> What needs to be done: Return the listing below unchanged, minus its pictures.

> Listed entries:
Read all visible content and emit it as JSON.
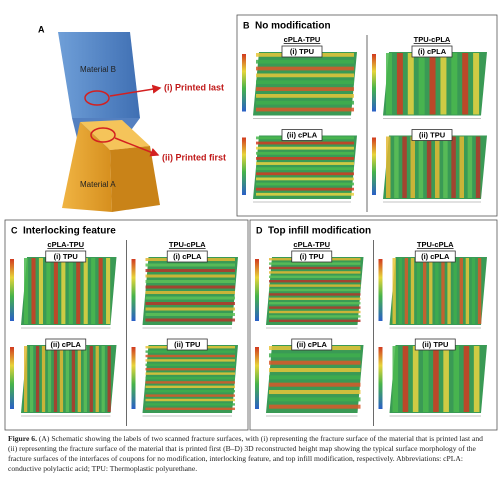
{
  "schematic": {
    "label": "A",
    "upper_block": "Material B",
    "lower_block": "Material A",
    "upper_callout": "(i) Printed last",
    "lower_callout": "(ii) Printed first"
  },
  "height_maps": [
    {
      "label": "B",
      "title": "No modification",
      "columns": [
        {
          "header": "cPLA-TPU",
          "maps": [
            "(i) TPU",
            "(ii) cPLA"
          ]
        },
        {
          "header": "TPU-cPLA",
          "maps": [
            "(i) cPLA",
            "(ii) TPU"
          ]
        }
      ]
    },
    {
      "label": "C",
      "title": "Interlocking feature",
      "columns": [
        {
          "header": "cPLA-TPU",
          "maps": [
            "(i) TPU",
            "(ii) cPLA"
          ]
        },
        {
          "header": "TPU-cPLA",
          "maps": [
            "(i) cPLA",
            "(ii) TPU"
          ]
        }
      ]
    },
    {
      "label": "D",
      "title": "Top infill modification",
      "columns": [
        {
          "header": "cPLA-TPU",
          "maps": [
            "(i) TPU",
            "(ii) cPLA"
          ]
        },
        {
          "header": "TPU-cPLA",
          "maps": [
            "(i) cPLA",
            "(ii) TPU"
          ]
        }
      ]
    }
  ],
  "caption": {
    "label": "Figure 6.",
    "text": "(A) Schematic showing the labels of two scanned fracture surfaces, with (i) representing the fracture surface of the material that is printed last and (ii) representing the fracture surface of the material that is printed first (B–D) 3D reconstructed height map showing the typical surface morphology of the fracture surfaces of the interfaces of coupons for no modification, interlocking feature, and top infill modification, respectively. Abbreviations: cPLA: conductive polylactic acid; TPU: Thermoplastic polyurethane."
  }
}
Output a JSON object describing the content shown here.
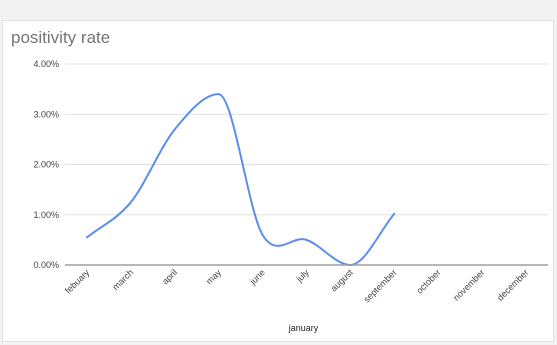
{
  "chart_data": {
    "type": "line",
    "title": "positivity rate",
    "xlabel": "january",
    "ylabel": "",
    "categories": [
      "febuary",
      "march",
      "april",
      "may",
      "june",
      "july",
      "august",
      "september",
      "october",
      "november",
      "december"
    ],
    "series": [
      {
        "values": [
          0.55,
          1.25,
          2.7,
          3.4,
          0.6,
          0.5,
          0.0,
          1.02,
          null,
          null,
          null
        ]
      }
    ],
    "ylim": [
      0,
      4
    ],
    "yticks": [
      0,
      1,
      2,
      3,
      4
    ],
    "ytick_labels": [
      "0.00%",
      "1.00%",
      "2.00%",
      "3.00%",
      "4.00%"
    ],
    "grid": true,
    "legend": "none",
    "colors": {
      "line": "#5b8def",
      "grid": "#e0e0e0",
      "baseline": "#9e9e9e"
    }
  }
}
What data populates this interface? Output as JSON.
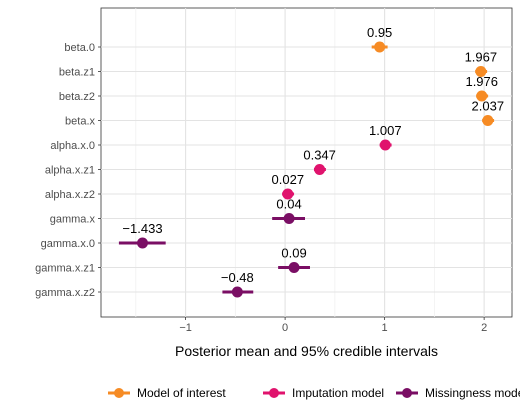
{
  "chart_data": {
    "type": "scatter",
    "xlabel": "Posterior mean and 95% credible intervals",
    "xlim": [
      -1.85,
      2.28
    ],
    "xticks": [
      -1,
      0,
      1,
      2
    ],
    "xtick_labels": [
      "−1",
      "0",
      "1",
      "2"
    ],
    "grid": true,
    "legend_position": "bottom",
    "colors": {
      "Model of interest": "#F68B24",
      "Imputation model": "#E0136D",
      "Missingness model": "#7A0E64"
    },
    "series": [
      {
        "name": "Model of interest",
        "color": "#F68B24"
      },
      {
        "name": "Imputation model",
        "color": "#E0136D"
      },
      {
        "name": "Missingness model",
        "color": "#7A0E64"
      }
    ],
    "points": [
      {
        "label": "beta.0",
        "series": "Model of interest",
        "mean": 0.95,
        "lower": 0.87,
        "upper": 1.03,
        "text": "0.95"
      },
      {
        "label": "beta.z1",
        "series": "Model of interest",
        "mean": 1.967,
        "lower": 1.91,
        "upper": 2.03,
        "text": "1.967"
      },
      {
        "label": "beta.z2",
        "series": "Model of interest",
        "mean": 1.976,
        "lower": 1.92,
        "upper": 2.04,
        "text": "1.976"
      },
      {
        "label": "beta.x",
        "series": "Model of interest",
        "mean": 2.037,
        "lower": 1.98,
        "upper": 2.1,
        "text": "2.037"
      },
      {
        "label": "alpha.x.0",
        "series": "Imputation model",
        "mean": 1.007,
        "lower": 0.95,
        "upper": 1.07,
        "text": "1.007"
      },
      {
        "label": "alpha.x.z1",
        "series": "Imputation model",
        "mean": 0.347,
        "lower": 0.29,
        "upper": 0.41,
        "text": "0.347"
      },
      {
        "label": "alpha.x.z2",
        "series": "Imputation model",
        "mean": 0.027,
        "lower": -0.03,
        "upper": 0.09,
        "text": "0.027"
      },
      {
        "label": "gamma.x",
        "series": "Missingness model",
        "mean": 0.04,
        "lower": -0.13,
        "upper": 0.2,
        "text": "0.04"
      },
      {
        "label": "gamma.x.0",
        "series": "Missingness model",
        "mean": -1.433,
        "lower": -1.67,
        "upper": -1.2,
        "text": "−1.433"
      },
      {
        "label": "gamma.x.z1",
        "series": "Missingness model",
        "mean": 0.09,
        "lower": -0.07,
        "upper": 0.25,
        "text": "0.09"
      },
      {
        "label": "gamma.x.z2",
        "series": "Missingness model",
        "mean": -0.48,
        "lower": -0.63,
        "upper": -0.32,
        "text": "−0.48"
      }
    ]
  }
}
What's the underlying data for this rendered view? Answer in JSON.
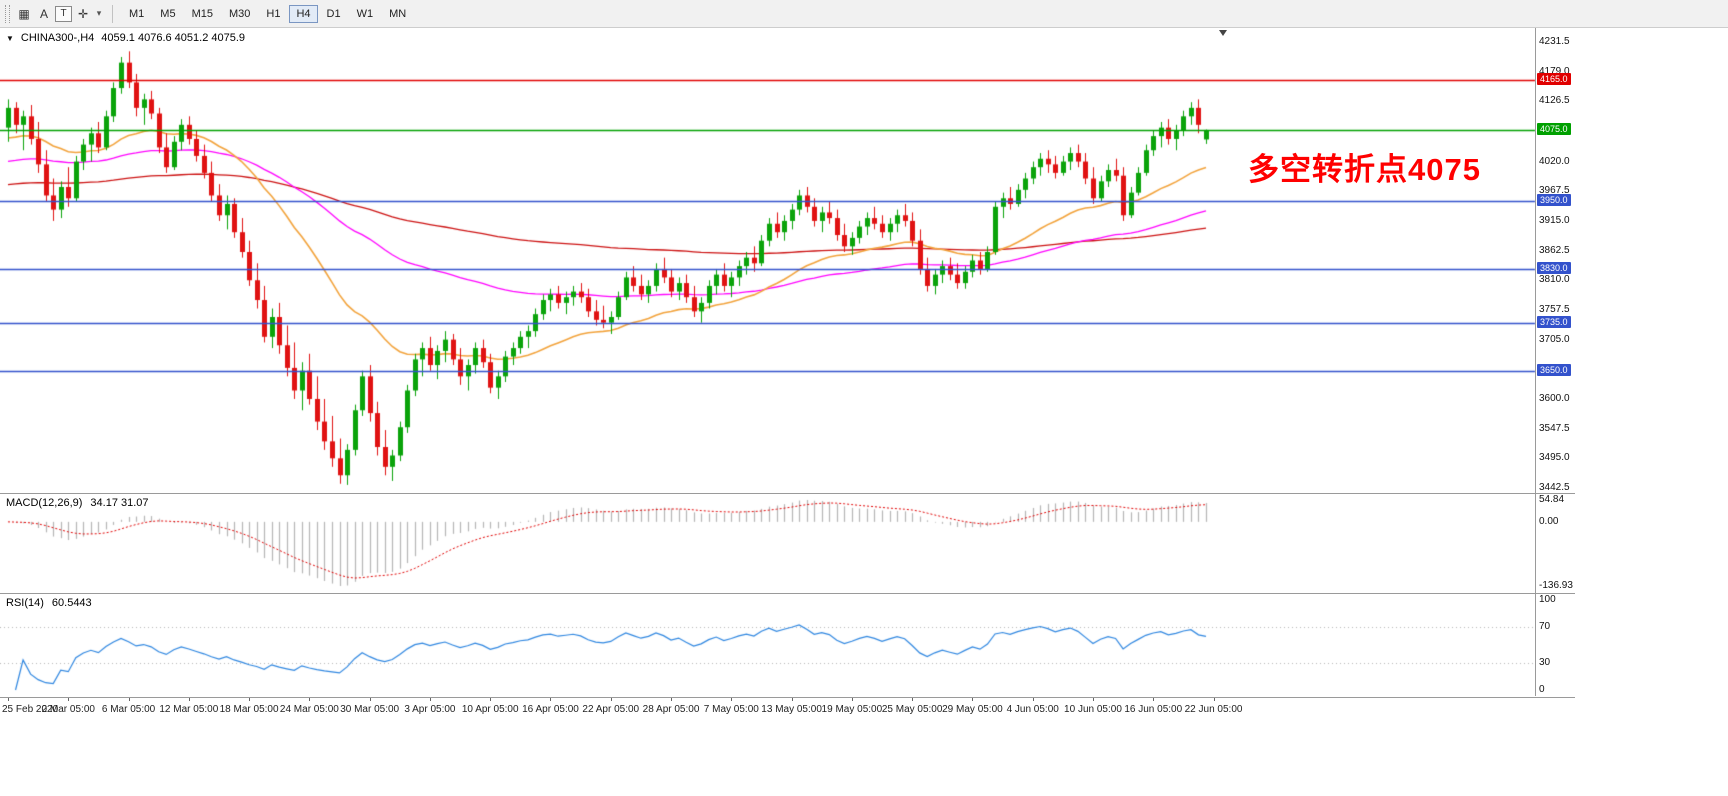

> Result:
Read all visible content and emit it as JSON.
{
  "schematic": {
    "label": "A",
    "upper_block": "Material B",
    "lower_block": "Material A",
    "upper_callout": "(i) Printed last",
    "lower_callout": "(ii) Printed first"
  },
  "height_maps": [
    {
      "label": "B",
      "title": "No modification",
      "columns": [
        {
          "header": "cPLA-TPU",
          "maps": [
            "(i) TPU",
            "(ii) cPLA"
          ]
        },
        {
          "header": "TPU-cPLA",
          "maps": [
            "(i) cPLA",
            "(ii) TPU"
          ]
        }
      ]
    },
    {
      "label": "C",
      "title": "Interlocking feature",
      "columns": [
        {
          "header": "cPLA-TPU",
          "maps": [
            "(i) TPU",
            "(ii) cPLA"
          ]
        },
        {
          "header": "TPU-cPLA",
          "maps": [
            "(i) cPLA",
            "(ii) TPU"
          ]
        }
      ]
    },
    {
      "label": "D",
      "title": "Top infill modification",
      "columns": [
        {
          "header": "cPLA-TPU",
          "maps": [
            "(i) TPU",
            "(ii) cPLA"
          ]
        },
        {
          "header": "TPU-cPLA",
          "maps": [
            "(i) cPLA",
            "(ii) TPU"
          ]
        }
      ]
    }
  ],
  "caption": {
    "label": "Figure 6.",
    "text": "(A) Schematic showing the labels of two scanned fracture surfaces, with (i) representing the fracture surface of the material that is printed last and (ii) representing the fracture surface of the material that is printed first (B–D) 3D reconstructed height map showing the typical surface morphology of the fracture surfaces of the interfaces of coupons for no modification, interlocking feature, and top infill modification, respectively. Abbreviations: cPLA: conductive polylactic acid; TPU: Thermoplastic polyurethane."
  }
}
Output a JSON object describing the content shown here.
{
  "chart_data": {
    "type": "line",
    "title": "positivity rate",
    "xlabel": "january",
    "ylabel": "",
    "categories": [
      "febuary",
      "march",
      "april",
      "may",
      "june",
      "july",
      "august",
      "september",
      "october",
      "november",
      "december"
    ],
    "series": [
      {
        "values": [
          0.55,
          1.25,
          2.7,
          3.4,
          0.6,
          0.5,
          0.0,
          1.02,
          null,
          null,
          null
        ]
      }
    ],
    "ylim": [
      0,
      4
    ],
    "yticks": [
      0,
      1,
      2,
      3,
      4
    ],
    "ytick_labels": [
      "0.00%",
      "1.00%",
      "2.00%",
      "3.00%",
      "4.00%"
    ],
    "grid": true,
    "legend": "none",
    "colors": {
      "line": "#5b8def",
      "grid": "#e0e0e0",
      "baseline": "#9e9e9e"
    }
  }
}
What data populates this interface? Output as JSON.
{
  "chart_data": {
    "type": "scatter",
    "xlabel": "Posterior mean and 95% credible intervals",
    "xlim": [
      -1.85,
      2.28
    ],
    "xticks": [
      -1,
      0,
      1,
      2
    ],
    "xtick_labels": [
      "−1",
      "0",
      "1",
      "2"
    ],
    "grid": true,
    "legend_position": "bottom",
    "colors": {
      "Model of interest": "#F68B24",
      "Imputation model": "#E0136D",
      "Missingness model": "#7A0E64"
    },
    "series": [
      {
        "name": "Model of interest",
        "color": "#F68B24"
      },
      {
        "name": "Imputation model",
        "color": "#E0136D"
      },
      {
        "name": "Missingness model",
        "color": "#7A0E64"
      }
    ],
    "points": [
      {
        "label": "beta.0",
        "series": "Model of interest",
        "mean": 0.95,
        "lower": 0.87,
        "upper": 1.03,
        "text": "0.95"
      },
      {
        "label": "beta.z1",
        "series": "Model of interest",
        "mean": 1.967,
        "lower": 1.91,
        "upper": 2.03,
        "text": "1.967"
      },
      {
        "label": "beta.z2",
        "series": "Model of interest",
        "mean": 1.976,
        "lower": 1.92,
        "upper": 2.04,
        "text": "1.976"
      },
      {
        "label": "beta.x",
        "series": "Model of interest",
        "mean": 2.037,
        "lower": 1.98,
        "upper": 2.1,
        "text": "2.037"
      },
      {
        "label": "alpha.x.0",
        "series": "Imputation model",
        "mean": 1.007,
        "lower": 0.95,
        "upper": 1.07,
        "text": "1.007"
      },
      {
        "label": "alpha.x.z1",
        "series": "Imputation model",
        "mean": 0.347,
        "lower": 0.29,
        "upper": 0.41,
        "text": "0.347"
      },
      {
        "label": "alpha.x.z2",
        "series": "Imputation model",
        "mean": 0.027,
        "lower": -0.03,
        "upper": 0.09,
        "text": "0.027"
      },
      {
        "label": "gamma.x",
        "series": "Missingness model",
        "mean": 0.04,
        "lower": -0.13,
        "upper": 0.2,
        "text": "0.04"
      },
      {
        "label": "gamma.x.0",
        "series": "Missingness model",
        "mean": -1.433,
        "lower": -1.67,
        "upper": -1.2,
        "text": "−1.433"
      },
      {
        "label": "gamma.x.z1",
        "series": "Missingness model",
        "mean": 0.09,
        "lower": -0.07,
        "upper": 0.25,
        "text": "0.09"
      },
      {
        "label": "gamma.x.z2",
        "series": "Missingness model",
        "mean": -0.48,
        "lower": -0.63,
        "upper": -0.32,
        "text": "−0.48"
      }
    ]
  }
}
What's the underlying data for this rendered view? Answer in JSON.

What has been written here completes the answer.